▶ [Instructions for the task] Sort through the entries below and pull out lines containing the word "subtitle".

▶ [Stored items from a collection]
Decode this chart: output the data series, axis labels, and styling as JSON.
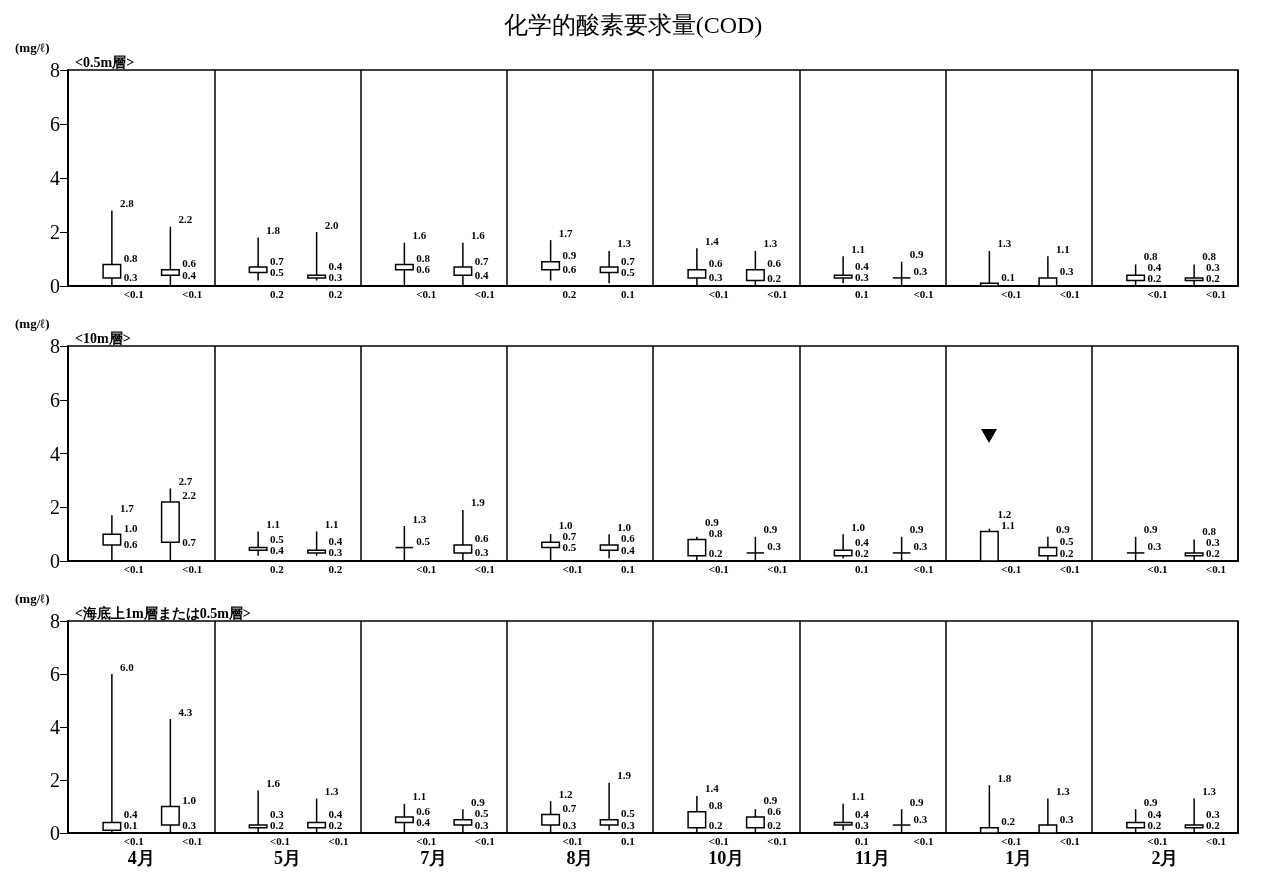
{
  "chart_data": [
    {
      "type": "box",
      "title": "化学的酸素要求量(COD)",
      "subtitle": "<0.5m層>",
      "ylabel": "(mg/ℓ)",
      "categories": [
        null,
        null,
        null,
        null,
        null,
        null,
        null,
        null
      ],
      "ylim": [
        0,
        8
      ],
      "yticks": [
        0,
        2,
        4,
        6,
        8
      ],
      "grid": "x",
      "tick_labels": "y",
      "series": [
        {
          "color": "#000000",
          "boxes": [
            {
              "low": 0,
              "q1": 0.3,
              "q3": 0.8,
              "high": 2.8
            },
            {
              "low": 0.2,
              "q1": 0.5,
              "q3": 0.7,
              "high": 1.8
            },
            {
              "low": 0,
              "q1": 0.6,
              "q3": 0.8,
              "high": 1.6
            },
            {
              "low": 0.2,
              "q1": 0.6,
              "q3": 0.9,
              "high": 1.7
            },
            {
              "low": 0,
              "q1": 0.3,
              "q3": 0.6,
              "high": 1.4
            },
            {
              "low": 0.1,
              "q1": 0.3,
              "q3": 0.4,
              "high": 1.1
            },
            {
              "low": 0,
              "q1": 0,
              "q3": 0.1,
              "high": 1.3
            },
            {
              "low": 0,
              "q1": 0.2,
              "q3": 0.4,
              "high": 0.8
            }
          ],
          "value_labels": [
            [
              "2.8",
              "0.8",
              "0.3",
              "<0.1"
            ],
            [
              "1.8",
              "0.7",
              "0.5",
              "0.2"
            ],
            [
              "1.6",
              "0.8",
              "0.6",
              "<0.1"
            ],
            [
              "1.7",
              "0.9",
              "0.6",
              "0.2"
            ],
            [
              "1.4",
              "0.6",
              "0.3",
              "<0.1"
            ],
            [
              "1.1",
              "0.4",
              "0.3",
              "0.1"
            ],
            [
              "1.3",
              "0.1",
              null,
              "<0.1"
            ],
            [
              "0.8",
              "0.4",
              "0.2",
              "<0.1"
            ]
          ]
        },
        {
          "color": "#000000",
          "boxes": [
            {
              "low": 0,
              "q1": 0.4,
              "q3": 0.6,
              "high": 2.2
            },
            {
              "low": 0.2,
              "q1": 0.3,
              "q3": 0.4,
              "high": 2.0
            },
            {
              "low": 0,
              "q1": 0.4,
              "q3": 0.7,
              "high": 1.6
            },
            {
              "low": 0.1,
              "q1": 0.5,
              "q3": 0.7,
              "high": 1.3
            },
            {
              "low": 0,
              "q1": 0.2,
              "q3": 0.6,
              "high": 1.3
            },
            {
              "low": 0,
              "q1": 0.3,
              "q3": 0.3,
              "high": 0.9
            },
            {
              "low": 0,
              "q1": 0,
              "q3": 0.3,
              "high": 1.1
            },
            {
              "low": 0,
              "q1": 0.2,
              "q3": 0.3,
              "high": 0.8
            }
          ],
          "value_labels": [
            [
              "2.2",
              "0.6",
              "0.4",
              "<0.1"
            ],
            [
              "2.0",
              "0.4",
              "0.3",
              "0.2"
            ],
            [
              "1.6",
              "0.7",
              "0.4",
              "<0.1"
            ],
            [
              "1.3",
              "0.7",
              "0.5",
              "0.1"
            ],
            [
              "1.3",
              "0.6",
              "0.2",
              "<0.1"
            ],
            [
              "0.9",
              "0.3",
              null,
              "<0.1"
            ],
            [
              "1.1",
              "0.3",
              null,
              "<0.1"
            ],
            [
              "0.8",
              "0.3",
              "0.2",
              "<0.1"
            ]
          ]
        }
      ]
    },
    {
      "type": "box",
      "subtitle": "<10m層>",
      "ylabel": "(mg/ℓ)",
      "categories": [
        null,
        null,
        null,
        null,
        null,
        null,
        null,
        null
      ],
      "ylim": [
        0,
        8
      ],
      "yticks": [
        0,
        2,
        4,
        6,
        8
      ],
      "grid": "x",
      "tick_labels": "y",
      "series": [
        {
          "color": "#000000",
          "boxes": [
            {
              "low": 0,
              "q1": 0.6,
              "q3": 1.0,
              "high": 1.7
            },
            {
              "low": 0.2,
              "q1": 0.4,
              "q3": 0.5,
              "high": 1.1
            },
            {
              "low": 0,
              "q1": 0.5,
              "q3": 0.5,
              "high": 1.3
            },
            {
              "low": 0,
              "q1": 0.5,
              "q3": 0.7,
              "high": 1.0
            },
            {
              "low": 0,
              "q1": 0.2,
              "q3": 0.8,
              "high": 0.9
            },
            {
              "low": 0.1,
              "q1": 0.2,
              "q3": 0.4,
              "high": 1.0
            },
            {
              "low": 0,
              "q1": 0,
              "q3": 1.1,
              "high": 1.2
            },
            {
              "low": 0,
              "q1": 0.3,
              "q3": 0.3,
              "high": 0.9
            }
          ],
          "value_labels": [
            [
              "1.7",
              "1.0",
              "0.6",
              "<0.1"
            ],
            [
              "1.1",
              "0.5",
              "0.4",
              "0.2"
            ],
            [
              "1.3",
              "0.5",
              null,
              "<0.1"
            ],
            [
              "1.0",
              "0.7",
              "0.5",
              "<0.1"
            ],
            [
              "0.9",
              "0.8",
              "0.2",
              "<0.1"
            ],
            [
              "1.0",
              "0.4",
              "0.2",
              "0.1"
            ],
            [
              "1.2",
              "1.1",
              null,
              "<0.1"
            ],
            [
              "0.9",
              "0.3",
              null,
              "<0.1"
            ]
          ]
        },
        {
          "color": "#000000",
          "boxes": [
            {
              "low": 0,
              "q1": 0.7,
              "q3": 2.2,
              "high": 2.7
            },
            {
              "low": 0.2,
              "q1": 0.3,
              "q3": 0.4,
              "high": 1.1
            },
            {
              "low": 0,
              "q1": 0.3,
              "q3": 0.6,
              "high": 1.9
            },
            {
              "low": 0.1,
              "q1": 0.4,
              "q3": 0.6,
              "high": 1.0
            },
            {
              "low": 0,
              "q1": 0.3,
              "q3": 0.3,
              "high": 0.9
            },
            {
              "low": 0,
              "q1": 0.3,
              "q3": 0.3,
              "high": 0.9
            },
            {
              "low": 0,
              "q1": 0.2,
              "q3": 0.5,
              "high": 0.9
            },
            {
              "low": 0,
              "q1": 0.2,
              "q3": 0.3,
              "high": 0.8
            }
          ],
          "value_labels": [
            [
              "2.7",
              "2.2",
              "0.7",
              "<0.1"
            ],
            [
              "1.1",
              "0.4",
              "0.3",
              "0.2"
            ],
            [
              "1.9",
              "0.6",
              "0.3",
              "<0.1"
            ],
            [
              "1.0",
              "0.6",
              "0.4",
              "0.1"
            ],
            [
              "0.9",
              "0.3",
              null,
              "<0.1"
            ],
            [
              "0.9",
              "0.3",
              null,
              "<0.1"
            ],
            [
              "0.9",
              "0.5",
              "0.2",
              "<0.1"
            ],
            [
              "0.8",
              "0.3",
              "0.2",
              "<0.1"
            ]
          ]
        }
      ]
    },
    {
      "type": "box",
      "subtitle": "<海底上1m層または0.5m層>",
      "ylabel": "(mg/ℓ)",
      "categories": [
        "4月",
        "5月",
        "7月",
        "8月",
        "10月",
        "11月",
        "1月",
        "2月"
      ],
      "ylim": [
        0,
        8
      ],
      "yticks": [
        0,
        2,
        4,
        6,
        8
      ],
      "grid": "x",
      "series": [
        {
          "color": "#000000",
          "boxes": [
            {
              "low": 0,
              "q1": 0.1,
              "q3": 0.4,
              "high": 6.0
            },
            {
              "low": 0,
              "q1": 0.2,
              "q3": 0.3,
              "high": 1.6
            },
            {
              "low": 0,
              "q1": 0.4,
              "q3": 0.6,
              "high": 1.1
            },
            {
              "low": 0,
              "q1": 0.3,
              "q3": 0.7,
              "high": 1.2
            },
            {
              "low": 0,
              "q1": 0.2,
              "q3": 0.8,
              "high": 1.4
            },
            {
              "low": 0.1,
              "q1": 0.3,
              "q3": 0.4,
              "high": 1.1
            },
            {
              "low": 0,
              "q1": 0,
              "q3": 0.2,
              "high": 1.8
            },
            {
              "low": 0,
              "q1": 0.2,
              "q3": 0.4,
              "high": 0.9
            }
          ],
          "value_labels": [
            [
              "6.0",
              "0.4",
              "0.1",
              "<0.1"
            ],
            [
              "1.6",
              "0.3",
              "0.2",
              "<0.1"
            ],
            [
              "1.1",
              "0.6",
              "0.4",
              "<0.1"
            ],
            [
              "1.2",
              "0.7",
              "0.3",
              "<0.1"
            ],
            [
              "1.4",
              "0.8",
              "0.2",
              "<0.1"
            ],
            [
              "1.1",
              "0.4",
              "0.3",
              "0.1"
            ],
            [
              "1.8",
              "0.2",
              null,
              "<0.1"
            ],
            [
              "0.9",
              "0.4",
              "0.2",
              "<0.1"
            ]
          ]
        },
        {
          "color": "#000000",
          "boxes": [
            {
              "low": 0,
              "q1": 0.3,
              "q3": 1.0,
              "high": 4.3
            },
            {
              "low": 0,
              "q1": 0.2,
              "q3": 0.4,
              "high": 1.3
            },
            {
              "low": 0,
              "q1": 0.3,
              "q3": 0.5,
              "high": 0.9
            },
            {
              "low": 0.1,
              "q1": 0.3,
              "q3": 0.5,
              "high": 1.9
            },
            {
              "low": 0,
              "q1": 0.2,
              "q3": 0.6,
              "high": 0.9
            },
            {
              "low": 0,
              "q1": 0.3,
              "q3": 0.3,
              "high": 0.9
            },
            {
              "low": 0,
              "q1": 0,
              "q3": 0.3,
              "high": 1.3
            },
            {
              "low": 0,
              "q1": 0.2,
              "q3": 0.3,
              "high": 1.3
            }
          ],
          "value_labels": [
            [
              "4.3",
              "1.0",
              "0.3",
              "<0.1"
            ],
            [
              "1.3",
              "0.4",
              "0.2",
              "<0.1"
            ],
            [
              "0.9",
              "0.5",
              "0.3",
              "<0.1"
            ],
            [
              "1.9",
              "0.5",
              "0.3",
              "0.1"
            ],
            [
              "0.9",
              "0.6",
              "0.2",
              "<0.1"
            ],
            [
              "0.9",
              "0.3",
              null,
              "<0.1"
            ],
            [
              "1.3",
              "0.3",
              null,
              "<0.1"
            ],
            [
              "1.3",
              "0.3",
              "0.2",
              "<0.1"
            ]
          ]
        }
      ]
    }
  ]
}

▶ [Worked answer]
      "subtitle": "<0.5m層>",
      "subtitle": "<10m層>",
      "subtitle": "<海底上1m層または0.5m層>",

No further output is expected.